* **What needs to be done**: Search through the entries for the word "Articles" and copy every line that has it.

■ ■ ■ ■

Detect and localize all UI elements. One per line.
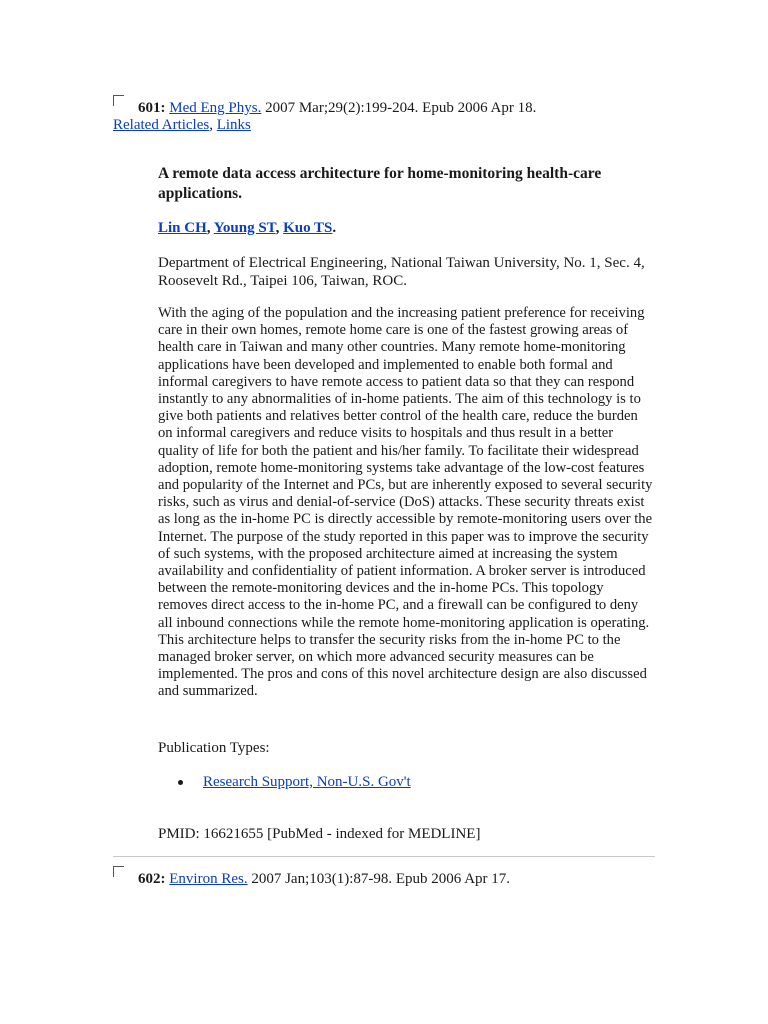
entry-number: 602:	[138, 871, 166, 887]
entry-number: 601:	[138, 100, 166, 116]
author-link[interactable]: Lin CH	[158, 220, 207, 236]
journal-link[interactable]: Environ Res.	[169, 871, 248, 887]
citation-text: 2007 Mar;29(2):199-204. Epub 2006 Apr 18.	[265, 100, 537, 116]
related-links: Related Articles, Links	[113, 117, 251, 133]
publication-type-link[interactable]: Research Support, Non-U.S. Gov't	[203, 774, 411, 790]
select-checkbox-602[interactable]	[113, 866, 124, 877]
related-articles-link[interactable]: Related Articles	[113, 117, 210, 133]
publication-type-item	[158, 773, 411, 791]
publication-types-label: Publication Types:	[158, 740, 270, 756]
citation-text: 2007 Jan;103(1):87-98. Epub 2006 Apr 17.	[251, 871, 511, 887]
journal-link[interactable]: Med Eng Phys.	[169, 100, 262, 116]
entry-602-header	[138, 870, 510, 888]
select-checkbox-601[interactable]	[113, 95, 124, 106]
entry-divider	[113, 856, 655, 857]
affiliation: Department of Electrical Engineering, National Taiwan University, No. 1, Sec. 4, Roosevelt Rd., Taipei 106, Taiwan, ROC.	[158, 255, 645, 289]
pmid-text: PMID: 16621655 [PubMed - indexed for MEDLINE]	[158, 826, 481, 842]
entry-601-header	[138, 99, 536, 117]
author-list: Lin CH, Young ST, Kuo TS.	[158, 220, 337, 236]
abstract: With the aging of the population and the increasing patient preference for receiving care in their own homes, remote home care is one of the fastest growing areas of health care in Taiwan and many other countries. Many remote home-monitoring applications have been developed and implemented to enable both formal and informal caregivers to have remote access to patient data so that they can respond instantly to any abnormalities of in-home patients. The aim of this technology is to give both patients and relatives better control of the health care, reduce the burden on informal caregivers and reduce visits to hospitals and thus result in a better quality of life for both the patient and his/her family. To facilitate their widespread adoption, remote home-monitoring systems take advantage of the low-cost features and popularity of the Internet and PCs, but are inherently exposed to several security risks, such as virus and denial-of-service (DoS) attacks. These security threats exist as long as the in-home PC is directly accessible by remote-monitoring users over the Internet. The purpose of the study reported in this paper was to improve the security of such systems, with the proposed architecture aimed at increasing the system availability and confidentiality of patient information. A broker server is introduced between the remote-monitoring devices and the in-home PCs. This topology removes direct access to the in-home PC, and a firewall can be configured to deny all inbound connections while the remote home-monitoring application is operating. This architecture helps to transfer the security risks from the in-home PC to the managed broker server, on which more advanced security measures can be implemented. The pros and cons of this novel architecture design are also discussed and summarized.	[158, 305, 653, 700]
article-title: A remote data access architecture for home-monitoring health-care applications.	[158, 165, 602, 202]
links-link[interactable]: Links	[216, 117, 251, 133]
author-link[interactable]: Young ST	[213, 220, 276, 236]
author-link[interactable]: Kuo TS	[283, 220, 333, 236]
publication-types-list	[158, 773, 411, 791]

■ ■ ■ ■

* **Response for this exercise**:
related-links: Related Articles, Links	[113, 117, 251, 133]
related-articles-link[interactable]: Related Articles	[113, 117, 210, 133]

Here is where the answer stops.